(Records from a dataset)
---------------

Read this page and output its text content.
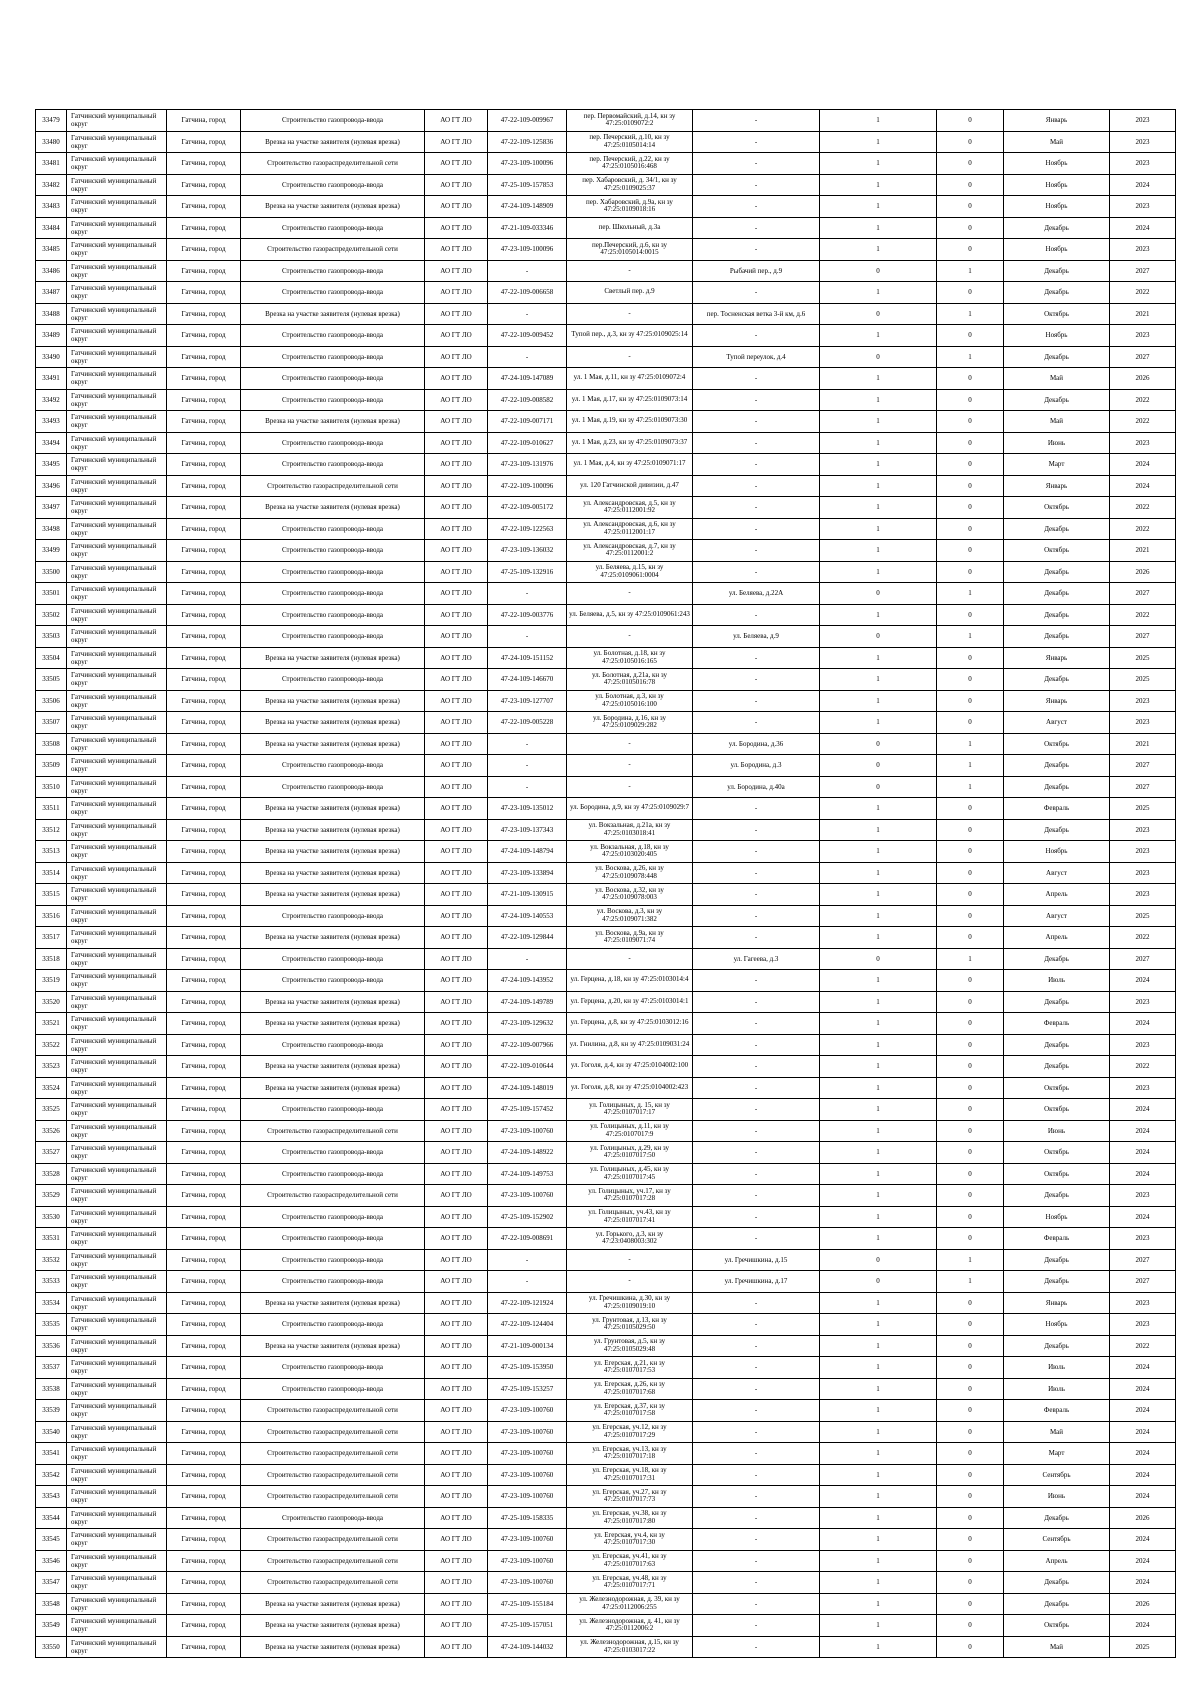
33479	Гатчинский муниципальный округ	Гатчина, город	Строительство газопровода-ввода	АО ГТ ЛО	47-22-109-009967	пер. Первомайский, д.14, кн зу 47:25:0109072:2	-	1	0	Январь	2023
33480	Гатчинский муниципальный округ	Гатчина, город	Врезка на участке заявителя (нулевая врезка)	АО ГТ ЛО	47-22-109-125836	пер. Печерский, д.10, кн зу 47:25:0105014:14	-	1	0	Май	2023
33481	Гатчинский муниципальный округ	Гатчина, город	Строительство газораспределительной сети	АО ГТ ЛО	47-23-109-100096	пер. Печерский, д.22, кн зу 47:25:0105016:468	-	1	0	Ноябрь	2023
33482	Гатчинский муниципальный округ	Гатчина, город	Строительство газопровода-ввода	АО ГТ ЛО	47-25-109-157853	пер. Хабаровский, д. 34/1, кн зу 47:25:0109025:37	-	1	0	Ноябрь	2024
33483	Гатчинский муниципальный округ	Гатчина, город	Врезка на участке заявителя (нулевая врезка)	АО ГТ ЛО	47-24-109-148909	пер. Хабаровский, д.9а, кн зу 47:25:0109018:16	-	1	0	Ноябрь	2023
33484	Гатчинский муниципальный округ	Гатчина, город	Строительство газопровода-ввода	АО ГТ ЛО	47-21-109-033346	пер. Школьный, д.3а	-	1	0	Декабрь	2024
33485	Гатчинский муниципальный округ	Гатчина, город	Строительство газораспределительной сети	АО ГТ ЛО	47-23-109-100096	пер.Печерский, д.6, кн зу 47:25:0105014:0015	-	1	0	Ноябрь	2023
33486	Гатчинский муниципальный округ	Гатчина, город	Строительство газопровода-ввода	АО ГТ ЛО	-	-	Рыбачий пер., д.9	0	1	Декабрь	2027
33487	Гатчинский муниципальный округ	Гатчина, город	Строительство газопровода-ввода	АО ГТ ЛО	47-22-109-006658	Светлый пер. д.9	-	1	0	Декабрь	2022
33488	Гатчинский муниципальный округ	Гатчина, город	Врезка на участке заявителя (нулевая врезка)	АО ГТ ЛО	-	-	пер. Тосненская ветка 3-й км, д.6	0	1	Октябрь	2021
33489	Гатчинский муниципальный округ	Гатчина, город	Строительство газопровода-ввода	АО ГТ ЛО	47-22-109-009452	Тупой пер., д.3, кн зу 47:25:0109025:14	-	1	0	Ноябрь	2023
33490	Гатчинский муниципальный округ	Гатчина, город	Строительство газопровода-ввода	АО ГТ ЛО	-	-	Тупой переулок, д.4	0	1	Декабрь	2027
33491	Гатчинский муниципальный округ	Гатчина, город	Строительство газопровода-ввода	АО ГТ ЛО	47-24-109-147089	ул. 1 Мая, д.11, кн зу 47:25:0109072:4	-	1	0	Май	2026
33492	Гатчинский муниципальный округ	Гатчина, город	Строительство газопровода-ввода	АО ГТ ЛО	47-22-109-008582	ул. 1 Мая, д.17, кн зу 47:25:0109073:14	-	1	0	Декабрь	2022
33493	Гатчинский муниципальный округ	Гатчина, город	Врезка на участке заявителя (нулевая врезка)	АО ГТ ЛО	47-22-109-007171	ул. 1 Мая, д.19, кн зу 47:25:0109073:30	-	1	0	Май	2022
33494	Гатчинский муниципальный округ	Гатчина, город	Строительство газопровода-ввода	АО ГТ ЛО	47-22-109-010627	ул. 1 Мая, д.23, кн зу 47:25:0109073:37	-	1	0	Июнь	2023
33495	Гатчинский муниципальный округ	Гатчина, город	Строительство газопровода-ввода	АО ГТ ЛО	47-23-109-131976	ул. 1 Мая, д.4, кн зу 47:25:0109071:17	-	1	0	Март	2024
33496	Гатчинский муниципальный округ	Гатчина, город	Строительство газораспределительной сети	АО ГТ ЛО	47-22-109-100096	ул. 120 Гатчинской дивизии, д.47	-	1	0	Январь	2024
33497	Гатчинский муниципальный округ	Гатчина, город	Врезка на участке заявителя (нулевая врезка)	АО ГТ ЛО	47-22-109-005172	ул. Александровская, д.5, кн зу 47:25:0112001:92	-	1	0	Октябрь	2022
33498	Гатчинский муниципальный округ	Гатчина, город	Строительство газопровода-ввода	АО ГТ ЛО	47-22-109-122563	ул. Александровская, д.6, кн зу 47:25:0112001:17	-	1	0	Декабрь	2022
33499	Гатчинский муниципальный округ	Гатчина, город	Строительство газопровода-ввода	АО ГТ ЛО	47-23-109-136032	ул. Александровская, д.7, кн зу 47:25:0112001:2	-	1	0	Октябрь	2021
33500	Гатчинский муниципальный округ	Гатчина, город	Строительство газопровода-ввода	АО ГТ ЛО	47-25-109-132916	ул. Беляева, д.15, кн зу 47:25:0109061:0004	-	1	0	Декабрь	2026
33501	Гатчинский муниципальный округ	Гатчина, город	Строительство газопровода-ввода	АО ГТ ЛО	-	-	ул. Беляева, д.22А	0	1	Декабрь	2027
33502	Гатчинский муниципальный округ	Гатчина, город	Строительство газопровода-ввода	АО ГТ ЛО	47-22-109-003776	ул. Беляева, д.5, кн зу 47:25:0109061:243	-	1	0	Декабрь	2022
33503	Гатчинский муниципальный округ	Гатчина, город	Строительство газопровода-ввода	АО ГТ ЛО	-	-	ул. Беляева, д.9	0	1	Декабрь	2027
33504	Гатчинский муниципальный округ	Гатчина, город	Врезка на участке заявителя (нулевая врезка)	АО ГТ ЛО	47-24-109-151152	ул. Болотная, д.18, кн зу 47:25:0105016:165	-	1	0	Январь	2025
33505	Гатчинский муниципальный округ	Гатчина, город	Строительство газопровода-ввода	АО ГТ ЛО	47-24-109-146670	ул. Болотная, д.21а, кн зу 47:25:0105016:78	-	1	0	Декабрь	2025
33506	Гатчинский муниципальный округ	Гатчина, город	Врезка на участке заявителя (нулевая врезка)	АО ГТ ЛО	47-23-109-127707	ул. Болотная, д.3, кн зу 47:25:0105016:100	-	1	0	Январь	2023
33507	Гатчинский муниципальный округ	Гатчина, город	Врезка на участке заявителя (нулевая врезка)	АО ГТ ЛО	47-22-109-005228	ул. Бородина, д.16, кн зу 47:25:0109029:282	-	1	0	Август	2023
33508	Гатчинский муниципальный округ	Гатчина, город	Врезка на участке заявителя (нулевая врезка)	АО ГТ ЛО	-	-	ул. Бородина, д.36	0	1	Октябрь	2021
33509	Гатчинский муниципальный округ	Гатчина, город	Строительство газопровода-ввода	АО ГТ ЛО	-	-	ул. Бородина, д.3	0	1	Декабрь	2027
33510	Гатчинский муниципальный округ	Гатчина, город	Строительство газопровода-ввода	АО ГТ ЛО	-	-	ул. Бородина, д.40а	0	1	Декабрь	2027
33511	Гатчинский муниципальный округ	Гатчина, город	Врезка на участке заявителя (нулевая врезка)	АО ГТ ЛО	47-23-109-135012	ул. Бородина, д.9, кн зу 47:25:0109029:7	-	1	0	Февраль	2025
33512	Гатчинский муниципальный округ	Гатчина, город	Врезка на участке заявителя (нулевая врезка)	АО ГТ ЛО	47-23-109-137343	ул. Вокзальная, д.21а, кн зу 47:25:0103018:41	-	1	0	Декабрь	2023
33513	Гатчинский муниципальный округ	Гатчина, город	Врезка на участке заявителя (нулевая врезка)	АО ГТ ЛО	47-24-109-148794	ул. Вокзальная, д.18, кн зу 47:25:0103020:405	-	1	0	Ноябрь	2023
33514	Гатчинский муниципальный округ	Гатчина, город	Врезка на участке заявителя (нулевая врезка)	АО ГТ ЛО	47-23-109-133894	ул. Воскова, д.26, кн зу 47:25:0109078:448	-	1	0	Август	2023
33515	Гатчинский муниципальный округ	Гатчина, город	Врезка на участке заявителя (нулевая врезка)	АО ГТ ЛО	47-21-109-130915	ул. Воскова, д.32, кн зу 47:25:0109078:003	-	1	0	Апрель	2023
33516	Гатчинский муниципальный округ	Гатчина, город	Строительство газопровода-ввода	АО ГТ ЛО	47-24-109-140553	ул. Воскова, д.3, кн зу 47:25:0109071:382	-	1	0	Август	2025
33517	Гатчинский муниципальный округ	Гатчина, город	Врезка на участке заявителя (нулевая врезка)	АО ГТ ЛО	47-22-109-129844	ул. Воскова, д.9а, кн зу 47:25:0109071:74	-	1	0	Апрель	2022
33518	Гатчинский муниципальный округ	Гатчина, город	Строительство газопровода-ввода	АО ГТ ЛО	-	-	ул. Гагеева, д.3	0	1	Декабрь	2027
33519	Гатчинский муниципальный округ	Гатчина, город	Строительство газопровода-ввода	АО ГТ ЛО	47-24-109-143952	ул. Герцена, д.18, кн зу 47:25:0103014:4	-	1	0	Июль	2024
33520	Гатчинский муниципальный округ	Гатчина, город	Врезка на участке заявителя (нулевая врезка)	АО ГТ ЛО	47-24-109-149789	ул. Герцена, д.20, кн зу 47:25:0103014:1	-	1	0	Декабрь	2023
33521	Гатчинский муниципальный округ	Гатчина, город	Врезка на участке заявителя (нулевая врезка)	АО ГТ ЛО	47-23-109-129632	ул. Герцена, д.8, кн зу 47:25:0103012:16	-	1	0	Февраль	2024
33522	Гатчинский муниципальный округ	Гатчина, город	Строительство газопровода-ввода	АО ГТ ЛО	47-22-109-007966	ул. Гнилина, д.8, кн зу 47:25:0109031:24	-	1	0	Декабрь	2023
33523	Гатчинский муниципальный округ	Гатчина, город	Врезка на участке заявителя (нулевая врезка)	АО ГТ ЛО	47-22-109-010644	ул. Гоголя, д.4, кн зу 47:25:0104002:100	-	1	0	Декабрь	2022
33524	Гатчинский муниципальный округ	Гатчина, город	Врезка на участке заявителя (нулевая врезка)	АО ГТ ЛО	47-24-109-148019	ул. Гоголя, д.8, кн зу 47:25:0104002:423	-	1	0	Октябрь	2023
33525	Гатчинский муниципальный округ	Гатчина, город	Строительство газопровода-ввода	АО ГТ ЛО	47-25-109-157452	ул. Голицыных, д. 15, кн зу 47:25:0107017:17	-	1	0	Октябрь	2024
33526	Гатчинский муниципальный округ	Гатчина, город	Строительство газораспределительной сети	АО ГТ ЛО	47-23-109-100760	ул. Голицыных, д.11, кн зу 47:25:0107017:9	-	1	0	Июнь	2024
33527	Гатчинский муниципальный округ	Гатчина, город	Строительство газопровода-ввода	АО ГТ ЛО	47-24-109-148922	ул. Голицыных, д.29, кн зу 47:25:0107017:50	-	1	0	Октябрь	2024
33528	Гатчинский муниципальный округ	Гатчина, город	Строительство газопровода-ввода	АО ГТ ЛО	47-24-109-149753	ул. Голицыных, д.45, кн зу 47:25:0107017:45	-	1	0	Октябрь	2024
33529	Гатчинский муниципальный округ	Гатчина, город	Строительство газораспределительной сети	АО ГТ ЛО	47-23-109-100760	ул. Голицыных, уч.17, кн зу 47:25:0107017:28	-	1	0	Декабрь	2023
33530	Гатчинский муниципальный округ	Гатчина, город	Строительство газопровода-ввода	АО ГТ ЛО	47-25-109-152902	ул. Голицыных, уч.43, кн зу 47:25:0107017:41	-	1	0	Ноябрь	2024
33531	Гатчинский муниципальный округ	Гатчина, город	Строительство газопровода-ввода	АО ГТ ЛО	47-22-109-008691	ул. Горького, д.3, кн зу 47:23:0408003:302	-	1	0	Февраль	2023
33532	Гатчинский муниципальный округ	Гатчина, город	Строительство газопровода-ввода	АО ГТ ЛО	-	-	ул. Гречишкина, д.15	0	1	Декабрь	2027
33533	Гатчинский муниципальный округ	Гатчина, город	Строительство газопровода-ввода	АО ГТ ЛО	-	-	ул. Гречишкина, д.17	0	1	Декабрь	2027
33534	Гатчинский муниципальный округ	Гатчина, город	Врезка на участке заявителя (нулевая врезка)	АО ГТ ЛО	47-22-109-121924	ул. Гречишкина, д.30, кн зу 47:25:0109019:10	-	1	0	Январь	2023
33535	Гатчинский муниципальный округ	Гатчина, город	Строительство газопровода-ввода	АО ГТ ЛО	47-22-109-124404	ул. Грунтовая, д.13, кн зу 47:25:0105029:50	-	1	0	Ноябрь	2023
33536	Гатчинский муниципальный округ	Гатчина, город	Врезка на участке заявителя (нулевая врезка)	АО ГТ ЛО	47-21-109-000134	ул. Грунтовая, д.5, кн зу 47:25:0105029:48	-	1	0	Декабрь	2022
33537	Гатчинский муниципальный округ	Гатчина, город	Строительство газопровода-ввода	АО ГТ ЛО	47-25-109-153950	ул. Егерская, д.21, кн зу 47:25:0107017:53	-	1	0	Июль	2024
33538	Гатчинский муниципальный округ	Гатчина, город	Строительство газопровода-ввода	АО ГТ ЛО	47-25-109-153257	ул. Егерская, д.26, кн зу 47:25:0107017:68	-	1	0	Июль	2024
33539	Гатчинский муниципальный округ	Гатчина, город	Строительство газораспределительной сети	АО ГТ ЛО	47-23-109-100760	ул. Егерская, д.37, кн зу 47:25:0107017:58	-	1	0	Февраль	2024
33540	Гатчинский муниципальный округ	Гатчина, город	Строительство газораспределительной сети	АО ГТ ЛО	47-23-109-100760	ул. Егерская, уч.12, кн зу 47:25:0107017:29	-	1	0	Май	2024
33541	Гатчинский муниципальный округ	Гатчина, город	Строительство газораспределительной сети	АО ГТ ЛО	47-23-109-100760	ул. Егерская, уч.13, кн зу 47:25:0107017:18	-	1	0	Март	2024
33542	Гатчинский муниципальный округ	Гатчина, город	Строительство газораспределительной сети	АО ГТ ЛО	47-23-109-100760	ул. Егерская, уч.18, кн зу 47:25:0107017:31	-	1	0	Сентябрь	2024
33543	Гатчинский муниципальный округ	Гатчина, город	Строительство газораспределительной сети	АО ГТ ЛО	47-23-109-100760	ул. Егерская, уч.27, кн зу 47:25:0107017:73	-	1	0	Июнь	2024
33544	Гатчинский муниципальный округ	Гатчина, город	Строительство газопровода-ввода	АО ГТ ЛО	47-25-109-158335	ул. Егерская, уч.38, кн зу 47:25:0107017:80	-	1	0	Декабрь	2026
33545	Гатчинский муниципальный округ	Гатчина, город	Строительство газораспределительной сети	АО ГТ ЛО	47-23-109-100760	ул. Егерская, уч.4, кн зу 47:25:0107017:30	-	1	0	Сентябрь	2024
33546	Гатчинский муниципальный округ	Гатчина, город	Строительство газораспределительной сети	АО ГТ ЛО	47-23-109-100760	ул. Егерская, уч.41, кн зу 47:25:0107017:63	-	1	0	Апрель	2024
33547	Гатчинский муниципальный округ	Гатчина, город	Строительство газораспределительной сети	АО ГТ ЛО	47-23-109-100760	ул. Егерская, уч.48, кн зу 47:25:0107017:71	-	1	0	Декабрь	2024
33548	Гатчинский муниципальный округ	Гатчина, город	Врезка на участке заявителя (нулевая врезка)	АО ГТ ЛО	47-25-109-155184	ул. Железнодорожная, д. 39, кн зу 47:25:0112006:255	-	1	0	Декабрь	2026
33549	Гатчинский муниципальный округ	Гатчина, город	Врезка на участке заявителя (нулевая врезка)	АО ГТ ЛО	47-25-109-157051	ул. Железнодорожная, д. 41, кн зу 47:25:0112006:2	-	1	0	Октябрь	2024
33550	Гатчинский муниципальный округ	Гатчина, город	Врезка на участке заявителя (нулевая врезка)	АО ГТ ЛО	47-24-109-144032	ул. Железнодорожная, д.15, кн зу 47:25:0103017:22	-	1	0	Май	2025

---------------

* _Problem details_: Copy each line of the entries that includes the word "Печерский".

* _Correct response_:
33480	Гатчинский муниципальный округ	Гатчина, город	Врезка на участке заявителя (нулевая врезка)	АО ГТ ЛО	47-22-109-125836	пер. Печерский, д.10, кн зу 47:25:0105014:14	-	1	0	Май	2023
33481	Гатчинский муниципальный округ	Гатчина, город	Строительство газораспределительной сети	АО ГТ ЛО	47-23-109-100096	пер. Печерский, д.22, кн зу 47:25:0105016:468	-	1	0	Ноябрь	2023
33485	Гатчинский муниципальный округ	Гатчина, город	Строительство газораспределительной сети	АО ГТ ЛО	47-23-109-100096	пер.Печерский, д.6, кн зу 47:25:0105014:0015	-	1	0	Ноябрь	2023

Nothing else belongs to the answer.